-- SET PROBLEM --
Filter the data for lines with the word "budget", then copy every line so identified.

-- INFORMATION GIVEN --
__________________________________________________

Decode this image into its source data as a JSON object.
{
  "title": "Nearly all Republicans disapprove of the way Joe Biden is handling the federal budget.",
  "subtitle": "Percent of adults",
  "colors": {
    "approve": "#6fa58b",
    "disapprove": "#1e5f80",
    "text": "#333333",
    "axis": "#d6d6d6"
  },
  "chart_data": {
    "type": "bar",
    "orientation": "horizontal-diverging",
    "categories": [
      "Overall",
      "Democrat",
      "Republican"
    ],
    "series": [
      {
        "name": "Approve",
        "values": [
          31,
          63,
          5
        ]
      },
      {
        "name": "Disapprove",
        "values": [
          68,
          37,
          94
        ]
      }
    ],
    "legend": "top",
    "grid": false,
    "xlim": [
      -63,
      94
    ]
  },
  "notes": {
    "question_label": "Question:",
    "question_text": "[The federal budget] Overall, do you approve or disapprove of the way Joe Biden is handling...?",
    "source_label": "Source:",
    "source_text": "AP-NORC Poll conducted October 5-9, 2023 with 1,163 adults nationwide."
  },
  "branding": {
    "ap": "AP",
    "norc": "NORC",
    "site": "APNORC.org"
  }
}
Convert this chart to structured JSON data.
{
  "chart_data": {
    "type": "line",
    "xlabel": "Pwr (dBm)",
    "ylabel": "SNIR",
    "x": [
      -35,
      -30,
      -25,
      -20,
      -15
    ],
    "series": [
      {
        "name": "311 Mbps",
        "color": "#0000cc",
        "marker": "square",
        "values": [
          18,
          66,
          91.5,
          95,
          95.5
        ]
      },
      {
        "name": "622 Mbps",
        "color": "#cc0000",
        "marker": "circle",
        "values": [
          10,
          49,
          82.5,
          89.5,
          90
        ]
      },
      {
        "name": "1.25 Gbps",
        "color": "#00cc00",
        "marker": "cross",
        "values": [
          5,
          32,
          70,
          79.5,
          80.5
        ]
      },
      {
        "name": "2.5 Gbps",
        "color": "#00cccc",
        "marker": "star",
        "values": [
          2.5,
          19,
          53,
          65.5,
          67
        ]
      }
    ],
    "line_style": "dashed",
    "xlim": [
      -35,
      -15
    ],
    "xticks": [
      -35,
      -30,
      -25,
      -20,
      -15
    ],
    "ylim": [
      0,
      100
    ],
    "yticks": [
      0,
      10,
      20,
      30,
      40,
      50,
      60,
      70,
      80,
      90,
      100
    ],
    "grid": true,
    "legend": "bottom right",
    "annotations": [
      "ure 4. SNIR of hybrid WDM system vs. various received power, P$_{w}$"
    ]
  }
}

__________________________________________________

-- RESPONSE BELOW --
  "title": "Nearly all Republicans disapprove of the way Joe Biden is handling the federal budget.",
    "question_text": "[The federal budget] Overall, do you approve or disapprove of the way Joe Biden is handling...?",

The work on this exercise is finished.